ЧТО СДЕЛАТЬ - Переведите на английский язык предложение из текста о замке Гравенстен: «В 1907 году Гравенстен открыли для публики, чья ненависть сменилась любопытством к памятнику старины».

ТЕКСТ ДЛЯ ЧТЕНИЯ -

В ту эпоху городская застройка еще не подходила к Гравенстену так близко, как нынче. Замок отчужденно взирал на город с других берегов Лиса и Ливе, и нам сейчас трудно представить, насколько же странным, далеким от чего бы то ни было привычного казалось горожанам это чудовище в каменном панцире, от которого в любой час можно было ждать беды. Под конец XIX века дома приблизились к замку на нынешнее расстояние, самые смелые стали лепиться снаружи к его стенам, унижая его рыцарское достоинство, и застарелая ненависть горожан к одряхлевшему символу насилия едва не стала причиной его сноса. К счастью для Гравенстена, пассеистический романтизм проник в сознание интеллектуальной элиты Гента и с 1894 года началась его реставрация под руководством архитектора Йозефа де Вале. В 1907 году Гравенстен открыли для публики, чья ненависть сменилась любопытством к памятнику старины. Моментом рождения его нового, туристического статуса стала проходившая в Генте Всемирная выставка 1913 года. Благодаря трагическим событиям 1914 и 1940 годов Гравенстен превратился в памятник национальной гордости: где еще в Северной Европе вы найдете замок, в равной степени сконцентрировавший в себе все, чем должно быть наделено родовое гнездо могущественных феодалов, – отчужденность, тайну, опасность?

Записи, взятые из коллекции

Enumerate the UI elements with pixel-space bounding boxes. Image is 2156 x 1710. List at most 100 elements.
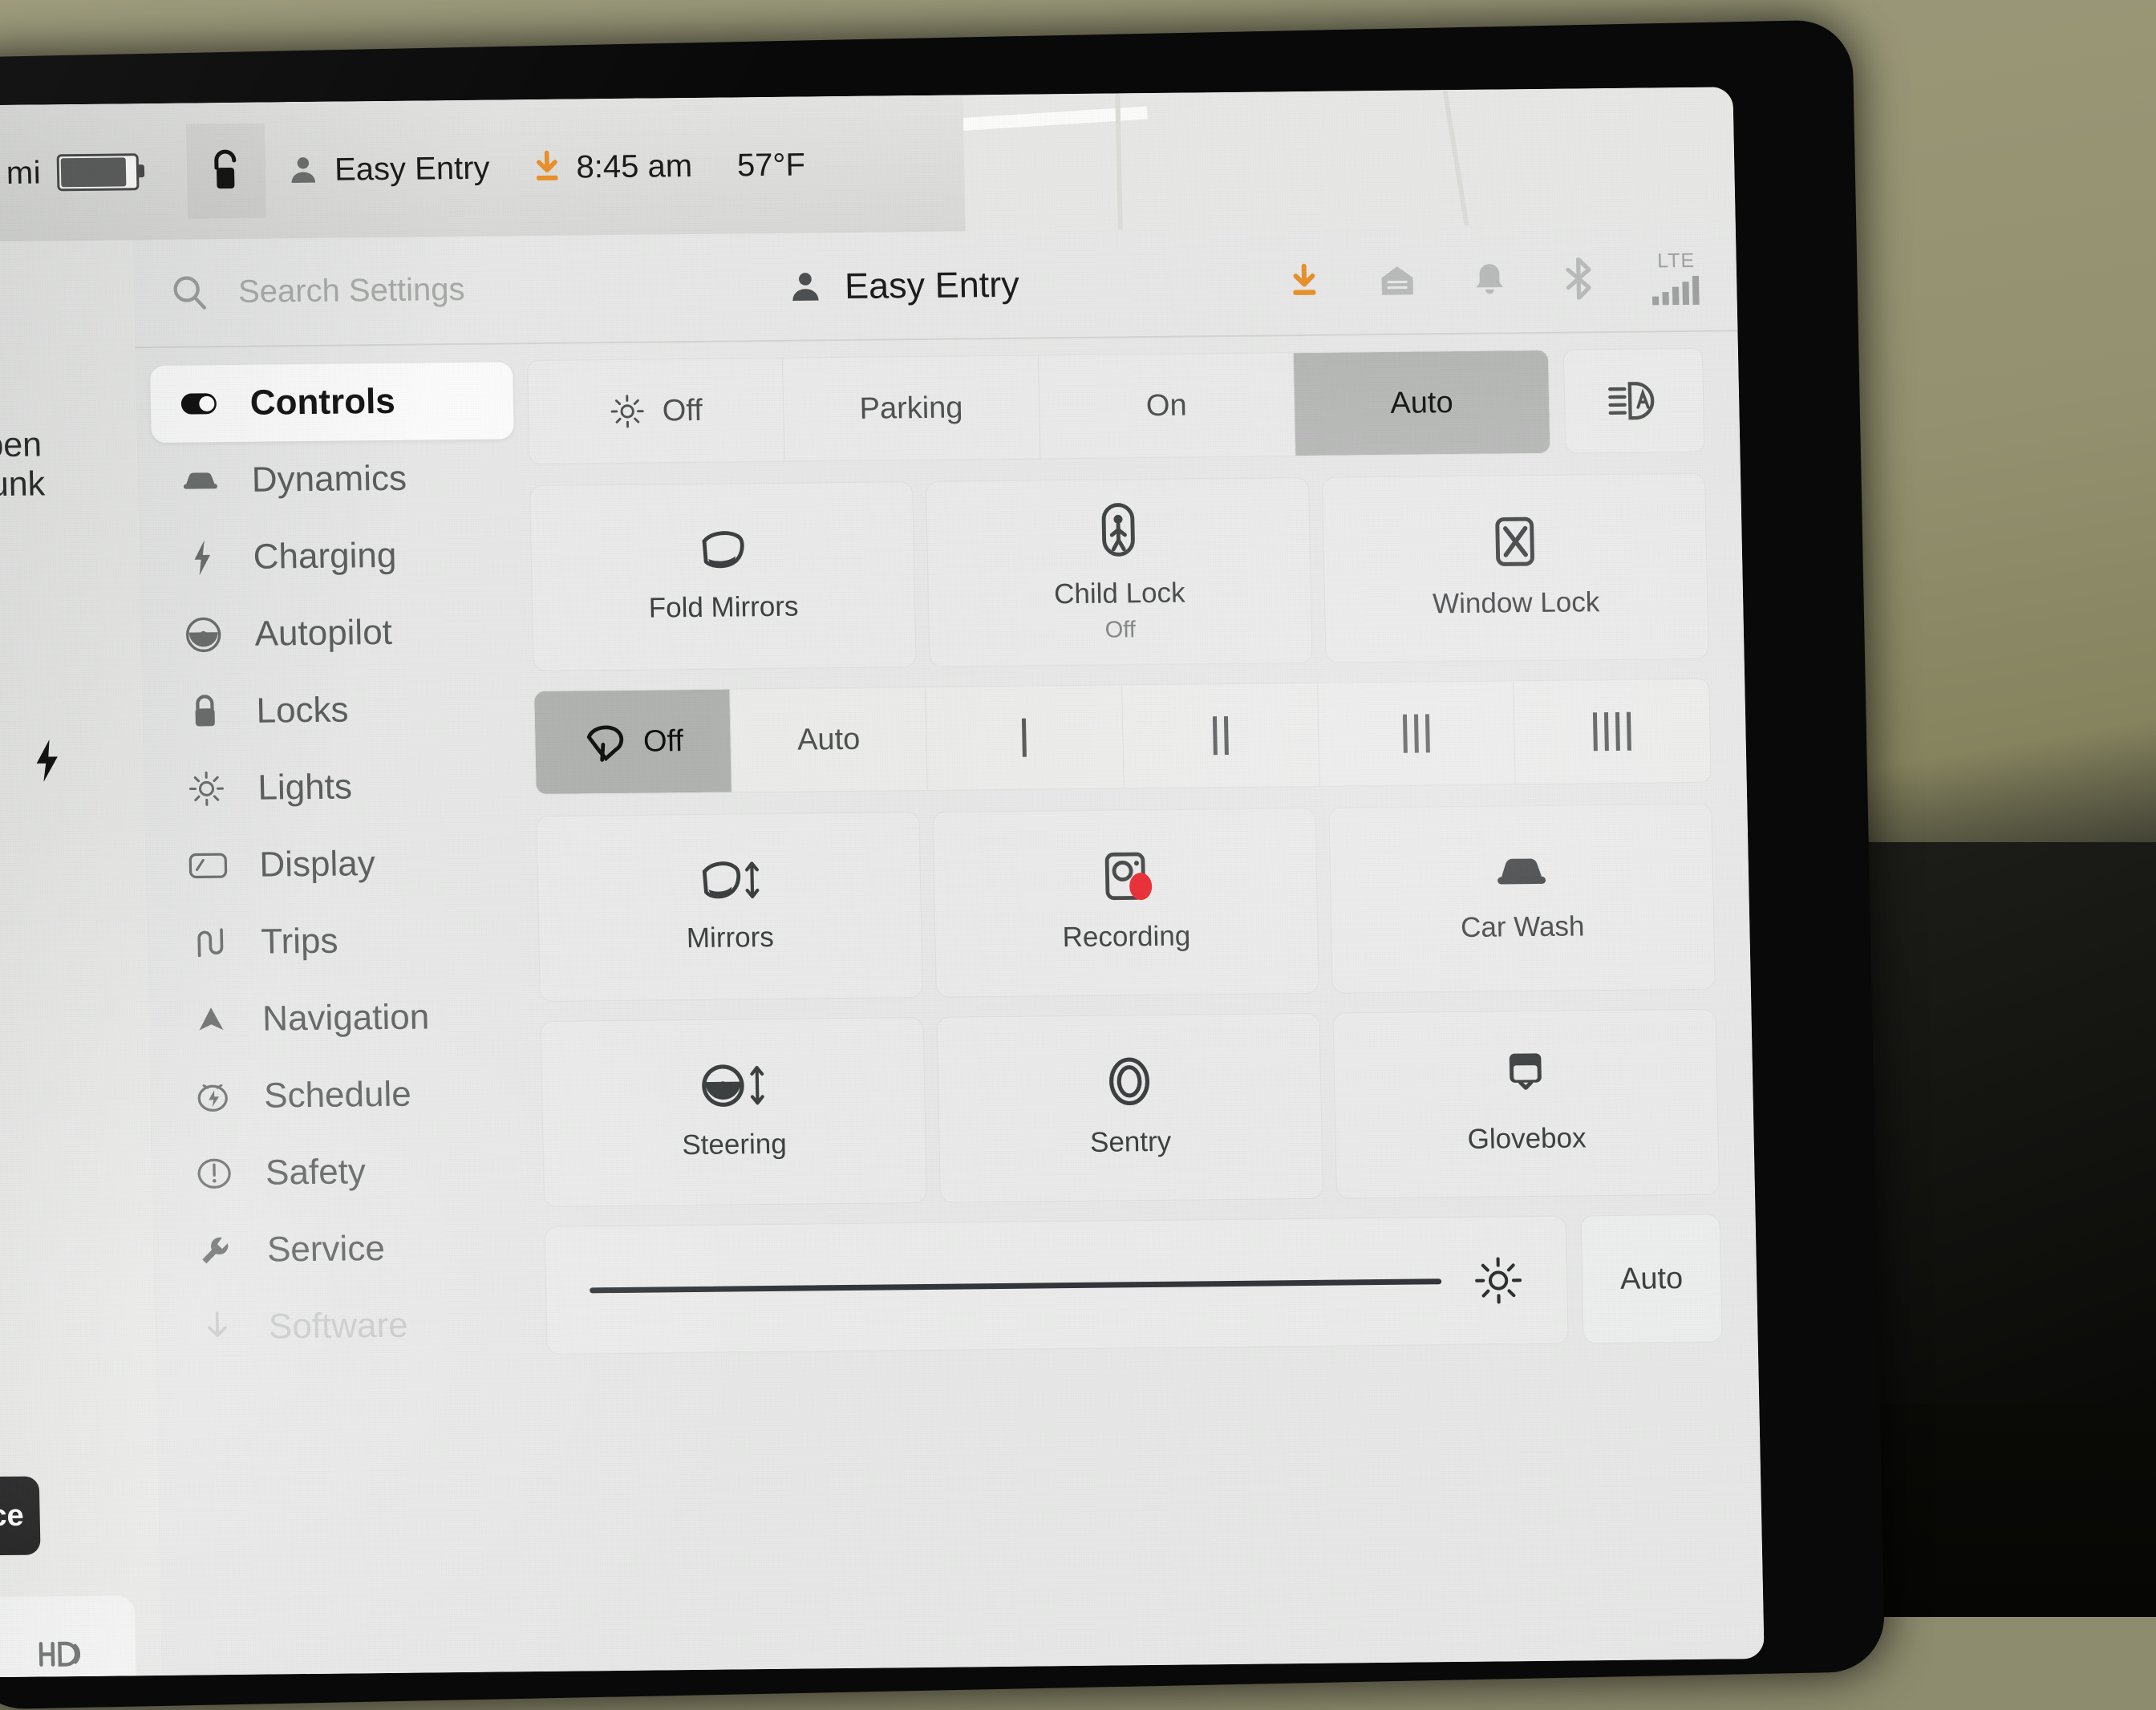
wiper-speed-3-icon (1402, 714, 1430, 753)
sidebar-label: Controls (249, 381, 396, 423)
sentry-label: Sentry (1089, 1125, 1172, 1158)
headlights-option-on[interactable]: On (1038, 353, 1296, 459)
sidebar-label: Display (258, 844, 376, 885)
sidebar-label: Navigation (261, 997, 430, 1039)
steering-adjust-icon (699, 1061, 767, 1110)
settings-sidebar[interactable]: Controls Dynamics Charging Autopilot Loc… (135, 344, 538, 1676)
brightness-sun-icon (1475, 1257, 1522, 1304)
headlights-label-parking: Parking (859, 390, 963, 426)
sidebar-item-software[interactable]: Software (168, 1286, 533, 1367)
wipers-option-off[interactable]: Off (534, 689, 732, 795)
sidebar-item-service[interactable]: Service (167, 1209, 531, 1290)
sentry-tile[interactable]: Sentry (936, 1012, 1324, 1203)
search-input[interactable]: Search Settings (169, 267, 748, 314)
sidebar-item-controls[interactable]: Controls (149, 362, 514, 444)
brightness-auto-button[interactable]: Auto (1580, 1214, 1723, 1344)
fold-mirrors-tile[interactable]: Fold Mirrors (529, 481, 917, 672)
tesla-touchscreen[interactable]: 225 mi Easy Entry 8:45 am 57°F (0, 87, 1765, 1678)
headlights-label-on: On (1145, 388, 1188, 423)
steering-sentry-glovebox-tiles: Steering Sentry Glovebox (540, 1008, 1720, 1207)
mirrors-locks-tiles: Fold Mirrors Child Lock Off Window Lock (529, 472, 1709, 672)
car-wash-tile[interactable]: Car Wash (1328, 803, 1716, 994)
alert-circle-icon (195, 1154, 234, 1193)
wipers-label-auto: Auto (796, 722, 861, 757)
dashcam-record-icon (1101, 850, 1153, 902)
winding-road-icon (190, 923, 229, 962)
sidebar-item-navigation[interactable]: Navigation (162, 978, 526, 1059)
search-icon (173, 275, 206, 310)
mirrors-label: Mirrors (686, 922, 775, 954)
person-icon (291, 157, 316, 183)
brightness-slider[interactable] (544, 1215, 1569, 1355)
door-lock-button[interactable] (185, 123, 267, 219)
sidebar-item-schedule[interactable]: Schedule (164, 1055, 528, 1136)
wipers-option-2[interactable] (1121, 683, 1320, 788)
window-lock-label: Window Lock (1432, 586, 1600, 620)
software-download-icon[interactable] (1287, 261, 1322, 300)
glovebox-tile[interactable]: Glovebox (1332, 1008, 1720, 1199)
headlights-segmented-control[interactable]: Off Parking On Auto (526, 349, 1551, 465)
download-arrow-icon (198, 1308, 237, 1347)
brightness-track[interactable] (590, 1278, 1442, 1293)
sidebar-item-autopilot[interactable]: Autopilot (155, 593, 519, 674)
window-lock-tile[interactable]: Window Lock (1321, 472, 1709, 663)
sidebar-label: Trips (260, 921, 338, 962)
headlights-option-parking[interactable]: Parking (783, 355, 1040, 461)
child-lock-label: Child Lock (1053, 577, 1185, 610)
sidebar-item-display[interactable]: Display (159, 824, 523, 905)
headlight-sun-icon (610, 395, 644, 428)
bluetooth-icon[interactable] (1563, 257, 1595, 300)
open-trunk-line2: Trunk (0, 464, 46, 505)
sidebar-item-trips[interactable]: Trips (160, 901, 525, 982)
side-mirror-icon (696, 527, 748, 573)
sidebar-label: Service (266, 1229, 386, 1270)
headlights-option-auto[interactable]: Auto (1293, 350, 1550, 456)
sidebar-item-safety[interactable]: Safety (165, 1132, 529, 1213)
toggle-switch-icon (179, 384, 218, 423)
wipers-segmented-control[interactable]: Off Auto (533, 678, 1712, 796)
wipers-option-3[interactable] (1317, 681, 1516, 786)
wipers-option-4[interactable] (1514, 679, 1711, 784)
sidebar-label: Software (268, 1305, 409, 1347)
unlocked-padlock-icon (214, 149, 237, 189)
lightning-bolt-icon (182, 538, 221, 577)
hd-radio-icon[interactable] (36, 1636, 87, 1672)
header-profile-name: Easy Entry (844, 263, 1020, 306)
balance-toast[interactable]: balance (0, 1476, 41, 1557)
notification-bell-icon[interactable] (1473, 261, 1506, 298)
steering-wheel-icon (184, 615, 223, 654)
sidebar-item-charging[interactable]: Charging (153, 516, 517, 597)
child-lock-tile[interactable]: Child Lock Off (925, 476, 1313, 667)
range-readout: 225 mi (0, 155, 42, 191)
wipers-label-off: Off (642, 723, 684, 759)
car-render-image[interactable] (0, 699, 26, 973)
sidebar-label: Schedule (263, 1074, 412, 1116)
headlights-option-off[interactable]: Off (527, 358, 785, 464)
padlock-icon (185, 692, 225, 731)
brightness-row: Auto (544, 1214, 1723, 1355)
wipers-option-1[interactable] (926, 685, 1125, 790)
recording-label: Recording (1062, 920, 1191, 954)
sidebar-item-lights[interactable]: Lights (158, 747, 522, 828)
sidebar-item-dynamics[interactable]: Dynamics (152, 439, 516, 520)
mirrors-tile[interactable]: Mirrors (536, 812, 923, 1003)
lightning-bolt-icon (36, 740, 58, 782)
settings-panel[interactable]: Search Settings Easy Entry LTE Controls … (132, 223, 1765, 1676)
steering-tile[interactable]: Steering (540, 1016, 928, 1207)
background-seat (1837, 842, 2156, 1404)
software-update-indicator[interactable]: 8:45 am (510, 148, 713, 186)
auto-high-beam-icon (1608, 382, 1655, 420)
lte-signal-icon[interactable]: LTE (1651, 249, 1701, 306)
sidebar-label: Lights (257, 767, 353, 808)
garage-door-icon[interactable] (1379, 262, 1416, 298)
header-profile-button[interactable]: Easy Entry (787, 263, 1020, 307)
child-lock-status: Off (1104, 617, 1137, 643)
sun-lights-icon (187, 769, 226, 808)
auto-high-beam-button[interactable] (1562, 347, 1705, 454)
driver-profile-button[interactable]: Easy Entry (265, 150, 511, 188)
wipers-option-auto[interactable]: Auto (730, 687, 929, 792)
sidebar-item-locks[interactable]: Locks (156, 670, 521, 751)
clock-readout: 8:45 am (576, 148, 693, 185)
recording-tile[interactable]: Recording (932, 807, 1319, 998)
open-trunk-label[interactable]: Open Trunk (0, 425, 46, 505)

ОЖИДАЕМЫЙ ОТВЕТ - In 1907, Gravensteen was opened to the public, whose hatred had given way to curiosity about the historic monument.